Saved entries
- - -

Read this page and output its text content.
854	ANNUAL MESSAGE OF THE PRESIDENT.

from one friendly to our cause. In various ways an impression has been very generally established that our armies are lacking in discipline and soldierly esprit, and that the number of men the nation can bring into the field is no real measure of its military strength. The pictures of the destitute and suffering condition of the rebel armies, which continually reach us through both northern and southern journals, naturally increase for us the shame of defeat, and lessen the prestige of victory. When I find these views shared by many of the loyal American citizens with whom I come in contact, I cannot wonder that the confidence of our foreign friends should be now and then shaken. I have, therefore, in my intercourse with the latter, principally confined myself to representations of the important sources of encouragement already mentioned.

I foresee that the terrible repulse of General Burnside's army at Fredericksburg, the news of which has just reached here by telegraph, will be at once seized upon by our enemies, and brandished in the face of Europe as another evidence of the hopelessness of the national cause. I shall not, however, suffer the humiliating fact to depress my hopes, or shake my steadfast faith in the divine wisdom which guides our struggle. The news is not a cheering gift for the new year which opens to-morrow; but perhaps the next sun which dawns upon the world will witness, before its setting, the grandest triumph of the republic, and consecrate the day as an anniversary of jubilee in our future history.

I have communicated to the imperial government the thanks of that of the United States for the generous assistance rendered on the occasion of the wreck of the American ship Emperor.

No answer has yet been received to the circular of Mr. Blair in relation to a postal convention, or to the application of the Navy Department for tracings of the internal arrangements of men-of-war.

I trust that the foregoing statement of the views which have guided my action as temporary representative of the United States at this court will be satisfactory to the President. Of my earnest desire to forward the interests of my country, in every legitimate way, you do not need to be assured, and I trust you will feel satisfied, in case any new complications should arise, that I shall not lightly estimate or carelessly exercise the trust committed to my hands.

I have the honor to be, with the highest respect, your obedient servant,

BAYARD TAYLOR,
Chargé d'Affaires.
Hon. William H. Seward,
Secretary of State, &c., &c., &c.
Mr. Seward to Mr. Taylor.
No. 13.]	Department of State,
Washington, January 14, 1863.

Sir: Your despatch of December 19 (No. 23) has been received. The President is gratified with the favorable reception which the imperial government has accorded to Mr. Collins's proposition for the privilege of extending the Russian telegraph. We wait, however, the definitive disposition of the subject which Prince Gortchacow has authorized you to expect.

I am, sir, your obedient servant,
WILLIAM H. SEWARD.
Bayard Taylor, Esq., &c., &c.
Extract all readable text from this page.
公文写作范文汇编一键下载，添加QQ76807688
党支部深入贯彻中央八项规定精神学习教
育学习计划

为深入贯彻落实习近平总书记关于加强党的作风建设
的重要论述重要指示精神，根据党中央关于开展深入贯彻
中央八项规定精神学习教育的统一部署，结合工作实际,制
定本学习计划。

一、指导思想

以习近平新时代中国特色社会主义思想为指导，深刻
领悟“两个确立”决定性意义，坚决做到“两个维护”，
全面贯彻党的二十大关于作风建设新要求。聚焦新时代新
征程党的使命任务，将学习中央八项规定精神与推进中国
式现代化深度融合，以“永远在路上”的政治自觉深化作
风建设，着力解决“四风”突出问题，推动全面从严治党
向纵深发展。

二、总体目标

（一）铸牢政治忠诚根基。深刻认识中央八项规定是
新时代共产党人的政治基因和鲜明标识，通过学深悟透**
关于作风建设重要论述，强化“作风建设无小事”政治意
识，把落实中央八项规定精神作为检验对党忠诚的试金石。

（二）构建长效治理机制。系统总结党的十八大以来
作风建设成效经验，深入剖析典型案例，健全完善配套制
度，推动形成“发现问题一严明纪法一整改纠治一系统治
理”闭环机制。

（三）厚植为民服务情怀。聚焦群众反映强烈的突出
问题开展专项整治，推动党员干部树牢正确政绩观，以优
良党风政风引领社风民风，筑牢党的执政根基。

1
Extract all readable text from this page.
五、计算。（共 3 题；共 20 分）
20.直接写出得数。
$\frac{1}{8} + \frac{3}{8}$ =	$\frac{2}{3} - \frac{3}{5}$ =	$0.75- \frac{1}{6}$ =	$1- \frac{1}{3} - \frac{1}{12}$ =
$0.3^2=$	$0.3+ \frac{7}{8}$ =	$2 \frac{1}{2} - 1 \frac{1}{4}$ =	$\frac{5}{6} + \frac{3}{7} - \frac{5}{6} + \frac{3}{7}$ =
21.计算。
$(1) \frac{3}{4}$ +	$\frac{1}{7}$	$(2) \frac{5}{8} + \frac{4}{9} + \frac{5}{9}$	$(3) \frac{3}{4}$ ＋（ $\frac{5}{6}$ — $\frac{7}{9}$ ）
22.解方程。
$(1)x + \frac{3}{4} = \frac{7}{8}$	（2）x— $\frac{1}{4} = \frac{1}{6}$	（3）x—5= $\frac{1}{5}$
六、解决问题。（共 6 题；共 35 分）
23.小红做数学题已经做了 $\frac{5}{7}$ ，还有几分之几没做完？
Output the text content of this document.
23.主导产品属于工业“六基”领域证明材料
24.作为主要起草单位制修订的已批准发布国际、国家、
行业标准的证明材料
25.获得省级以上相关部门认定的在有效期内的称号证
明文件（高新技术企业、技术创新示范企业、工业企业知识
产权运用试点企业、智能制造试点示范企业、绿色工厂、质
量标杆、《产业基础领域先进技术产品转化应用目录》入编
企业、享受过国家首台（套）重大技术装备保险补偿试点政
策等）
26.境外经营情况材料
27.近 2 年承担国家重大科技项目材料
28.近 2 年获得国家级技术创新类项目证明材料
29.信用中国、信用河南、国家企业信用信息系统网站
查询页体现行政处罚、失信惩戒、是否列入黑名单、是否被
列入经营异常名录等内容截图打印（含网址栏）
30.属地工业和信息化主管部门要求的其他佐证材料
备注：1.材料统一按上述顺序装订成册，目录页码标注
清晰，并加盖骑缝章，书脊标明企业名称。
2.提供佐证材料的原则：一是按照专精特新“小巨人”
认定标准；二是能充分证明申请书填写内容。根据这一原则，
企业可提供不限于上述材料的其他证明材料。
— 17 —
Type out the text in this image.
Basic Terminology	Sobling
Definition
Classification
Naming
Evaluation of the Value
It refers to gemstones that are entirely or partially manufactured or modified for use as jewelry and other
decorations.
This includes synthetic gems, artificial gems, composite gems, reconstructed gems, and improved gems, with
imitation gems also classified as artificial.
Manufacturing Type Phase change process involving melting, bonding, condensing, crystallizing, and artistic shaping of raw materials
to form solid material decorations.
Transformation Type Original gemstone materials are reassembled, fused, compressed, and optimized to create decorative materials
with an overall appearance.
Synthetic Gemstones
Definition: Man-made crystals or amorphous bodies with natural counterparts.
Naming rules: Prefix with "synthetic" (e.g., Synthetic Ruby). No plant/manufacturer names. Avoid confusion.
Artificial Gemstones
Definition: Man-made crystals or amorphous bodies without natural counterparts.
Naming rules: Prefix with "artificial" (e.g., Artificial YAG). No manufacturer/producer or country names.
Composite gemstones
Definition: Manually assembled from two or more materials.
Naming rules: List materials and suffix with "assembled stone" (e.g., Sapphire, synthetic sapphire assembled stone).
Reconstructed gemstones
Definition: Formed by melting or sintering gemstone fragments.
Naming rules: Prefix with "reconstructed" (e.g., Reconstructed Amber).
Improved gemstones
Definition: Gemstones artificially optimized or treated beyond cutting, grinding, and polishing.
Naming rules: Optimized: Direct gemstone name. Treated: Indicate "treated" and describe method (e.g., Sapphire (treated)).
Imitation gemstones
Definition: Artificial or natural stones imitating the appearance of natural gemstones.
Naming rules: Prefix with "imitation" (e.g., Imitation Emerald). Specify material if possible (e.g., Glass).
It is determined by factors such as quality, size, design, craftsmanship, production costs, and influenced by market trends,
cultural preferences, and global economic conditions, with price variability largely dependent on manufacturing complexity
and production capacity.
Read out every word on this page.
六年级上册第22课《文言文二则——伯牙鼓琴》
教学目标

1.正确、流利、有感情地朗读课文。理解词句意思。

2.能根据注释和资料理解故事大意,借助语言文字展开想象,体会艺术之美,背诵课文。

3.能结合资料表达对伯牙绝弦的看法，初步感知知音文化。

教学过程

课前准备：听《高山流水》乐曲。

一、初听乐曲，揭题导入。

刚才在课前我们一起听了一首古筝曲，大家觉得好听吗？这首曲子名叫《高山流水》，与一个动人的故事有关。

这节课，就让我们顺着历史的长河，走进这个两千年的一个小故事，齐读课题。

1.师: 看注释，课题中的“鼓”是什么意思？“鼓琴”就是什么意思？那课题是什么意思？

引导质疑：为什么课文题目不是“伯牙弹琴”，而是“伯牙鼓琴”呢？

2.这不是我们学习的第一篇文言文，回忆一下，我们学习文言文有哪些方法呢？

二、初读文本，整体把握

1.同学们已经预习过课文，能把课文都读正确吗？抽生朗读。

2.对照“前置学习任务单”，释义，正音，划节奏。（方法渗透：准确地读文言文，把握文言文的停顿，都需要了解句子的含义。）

- - -

## GIVEN REQUEST
Give only the number of lines in the data that hold the word "Type".

## COMPLETED EXERCISE
3